What to work on:
Restate every line of the material, word for word.

Stored rows:
---
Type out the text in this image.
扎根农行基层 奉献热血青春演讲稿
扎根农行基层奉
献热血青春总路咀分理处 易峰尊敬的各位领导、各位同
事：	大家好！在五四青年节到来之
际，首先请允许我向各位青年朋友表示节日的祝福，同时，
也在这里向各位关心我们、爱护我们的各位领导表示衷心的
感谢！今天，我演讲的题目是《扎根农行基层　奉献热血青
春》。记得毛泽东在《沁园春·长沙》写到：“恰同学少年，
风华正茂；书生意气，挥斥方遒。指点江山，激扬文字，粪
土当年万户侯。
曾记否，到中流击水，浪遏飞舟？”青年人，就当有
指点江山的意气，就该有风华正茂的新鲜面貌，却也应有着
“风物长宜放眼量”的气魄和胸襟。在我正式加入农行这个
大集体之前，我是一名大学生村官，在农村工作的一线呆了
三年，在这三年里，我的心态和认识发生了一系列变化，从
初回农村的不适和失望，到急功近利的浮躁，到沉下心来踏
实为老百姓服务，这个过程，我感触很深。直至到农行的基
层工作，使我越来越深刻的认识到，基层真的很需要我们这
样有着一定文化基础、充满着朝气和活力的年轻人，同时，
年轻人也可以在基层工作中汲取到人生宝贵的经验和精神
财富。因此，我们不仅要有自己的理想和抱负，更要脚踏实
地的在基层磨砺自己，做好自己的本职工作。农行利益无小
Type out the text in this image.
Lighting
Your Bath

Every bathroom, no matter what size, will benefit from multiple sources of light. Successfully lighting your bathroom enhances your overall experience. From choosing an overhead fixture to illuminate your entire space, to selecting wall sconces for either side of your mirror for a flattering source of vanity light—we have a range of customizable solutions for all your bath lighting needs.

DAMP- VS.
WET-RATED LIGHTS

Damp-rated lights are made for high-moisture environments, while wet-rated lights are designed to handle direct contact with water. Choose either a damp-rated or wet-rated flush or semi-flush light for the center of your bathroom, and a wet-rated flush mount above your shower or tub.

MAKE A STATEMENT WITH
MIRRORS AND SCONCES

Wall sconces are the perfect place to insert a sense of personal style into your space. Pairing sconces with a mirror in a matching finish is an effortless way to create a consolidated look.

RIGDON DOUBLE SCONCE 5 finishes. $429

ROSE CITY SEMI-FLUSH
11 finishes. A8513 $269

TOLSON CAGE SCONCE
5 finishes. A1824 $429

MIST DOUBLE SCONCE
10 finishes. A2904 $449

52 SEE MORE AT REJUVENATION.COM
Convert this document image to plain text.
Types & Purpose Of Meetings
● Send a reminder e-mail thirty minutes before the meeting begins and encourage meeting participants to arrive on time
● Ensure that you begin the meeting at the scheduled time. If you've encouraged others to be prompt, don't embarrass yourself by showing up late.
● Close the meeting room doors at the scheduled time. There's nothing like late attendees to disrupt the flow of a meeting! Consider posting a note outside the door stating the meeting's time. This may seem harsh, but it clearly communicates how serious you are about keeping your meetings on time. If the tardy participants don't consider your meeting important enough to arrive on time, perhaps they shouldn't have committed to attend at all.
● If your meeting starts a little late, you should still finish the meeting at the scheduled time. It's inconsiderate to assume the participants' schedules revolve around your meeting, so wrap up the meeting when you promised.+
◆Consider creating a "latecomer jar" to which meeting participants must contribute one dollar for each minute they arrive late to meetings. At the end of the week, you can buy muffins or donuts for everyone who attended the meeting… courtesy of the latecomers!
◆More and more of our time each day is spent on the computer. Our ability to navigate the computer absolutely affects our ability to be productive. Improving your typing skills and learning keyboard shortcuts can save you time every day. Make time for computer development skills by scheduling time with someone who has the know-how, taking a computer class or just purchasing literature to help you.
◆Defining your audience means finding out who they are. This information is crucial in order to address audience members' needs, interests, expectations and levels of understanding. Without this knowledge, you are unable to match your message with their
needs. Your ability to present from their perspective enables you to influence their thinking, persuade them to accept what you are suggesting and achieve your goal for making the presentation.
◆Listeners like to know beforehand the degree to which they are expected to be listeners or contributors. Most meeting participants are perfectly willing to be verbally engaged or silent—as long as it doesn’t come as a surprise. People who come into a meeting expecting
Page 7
---
Reply:
Type out the text in this image.
扎根农行基层 奉献热血青春演讲稿
扎根农行基层奉
献热血青春总路咀分理处 易峰尊敬的各位领导、各位同
事：	大家好！在五四青年节到来之
际，首先请允许我向各位青年朋友表示节日的祝福，同时，
也在这里向各位关心我们、爱护我们的各位领导表示衷心的
感谢！今天，我演讲的题目是《扎根农行基层　奉献热血青
春》。记得毛泽东在《沁园春·长沙》写到：“恰同学少年，
风华正茂；书生意气，挥斥方遒。指点江山，激扬文字，粪
土当年万户侯。
曾记否，到中流击水，浪遏飞舟？”青年人，就当有
指点江山的意气，就该有风华正茂的新鲜面貌，却也应有着
“风物长宜放眼量”的气魄和胸襟。在我正式加入农行这个
大集体之前，我是一名大学生村官，在农村工作的一线呆了
三年，在这三年里，我的心态和认识发生了一系列变化，从
初回农村的不适和失望，到急功近利的浮躁，到沉下心来踏
实为老百姓服务，这个过程，我感触很深。直至到农行的基
层工作，使我越来越深刻的认识到，基层真的很需要我们这
样有着一定文化基础、充满着朝气和活力的年轻人，同时，
年轻人也可以在基层工作中汲取到人生宝贵的经验和精神
财富。因此，我们不仅要有自己的理想和抱负，更要脚踏实
地的在基层磨砺自己，做好自己的本职工作。农行利益无小
Type out the text in this image.
Lighting
Your Bath

Every bathroom, no matter what size, will benefit from multiple sources of light. Successfully lighting your bathroom enhances your overall experience. From choosing an overhead fixture to illuminate your entire space, to selecting wall sconces for either side of your mirror for a flattering source of vanity light—we have a range of customizable solutions for all your bath lighting needs.

DAMP- VS.
WET-RATED LIGHTS

Damp-rated lights are made for high-moisture environments, while wet-rated lights are designed to handle direct contact with water. Choose either a damp-rated or wet-rated flush or semi-flush light for the center of your bathroom, and a wet-rated flush mount above your shower or tub.

MAKE A STATEMENT WITH
MIRRORS AND SCONCES

Wall sconces are the perfect place to insert a sense of personal style into your space. Pairing sconces with a mirror in a matching finish is an effortless way to create a consolidated look.

RIGDON DOUBLE SCONCE 5 finishes. $429

ROSE CITY SEMI-FLUSH
11 finishes. A8513 $269

TOLSON CAGE SCONCE
5 finishes. A1824 $429

MIST DOUBLE SCONCE
10 finishes. A2904 $449

52 SEE MORE AT REJUVENATION.COM
Convert this document image to plain text.
Types & Purpose Of Meetings
● Send a reminder e-mail thirty minutes before the meeting begins and encourage meeting participants to arrive on time
● Ensure that you begin the meeting at the scheduled time. If you've encouraged others to be prompt, don't embarrass yourself by showing up late.
● Close the meeting room doors at the scheduled time. There's nothing like late attendees to disrupt the flow of a meeting! Consider posting a note outside the door stating the meeting's time. This may seem harsh, but it clearly communicates how serious you are about keeping your meetings on time. If the tardy participants don't consider your meeting important enough to arrive on time, perhaps they shouldn't have committed to attend at all.
● If your meeting starts a little late, you should still finish the meeting at the scheduled time. It's inconsiderate to assume the participants' schedules revolve around your meeting, so wrap up the meeting when you promised.+
◆Consider creating a "latecomer jar" to which meeting participants must contribute one dollar for each minute they arrive late to meetings. At the end of the week, you can buy muffins or donuts for everyone who attended the meeting… courtesy of the latecomers!
◆More and more of our time each day is spent on the computer. Our ability to navigate the computer absolutely affects our ability to be productive. Improving your typing skills and learning keyboard shortcuts can save you time every day. Make time for computer development skills by scheduling time with someone who has the know-how, taking a computer class or just purchasing literature to help you.
◆Defining your audience means finding out who they are. This information is crucial in order to address audience members' needs, interests, expectations and levels of understanding. Without this knowledge, you are unable to match your message with their
needs. Your ability to present from their perspective enables you to influence their thinking, persuade them to accept what you are suggesting and achieve your goal for making the presentation.
◆Listeners like to know beforehand the degree to which they are expected to be listeners or contributors. Most meeting participants are perfectly willing to be verbally engaged or silent—as long as it doesn’t come as a surprise. People who come into a meeting expecting
Page 7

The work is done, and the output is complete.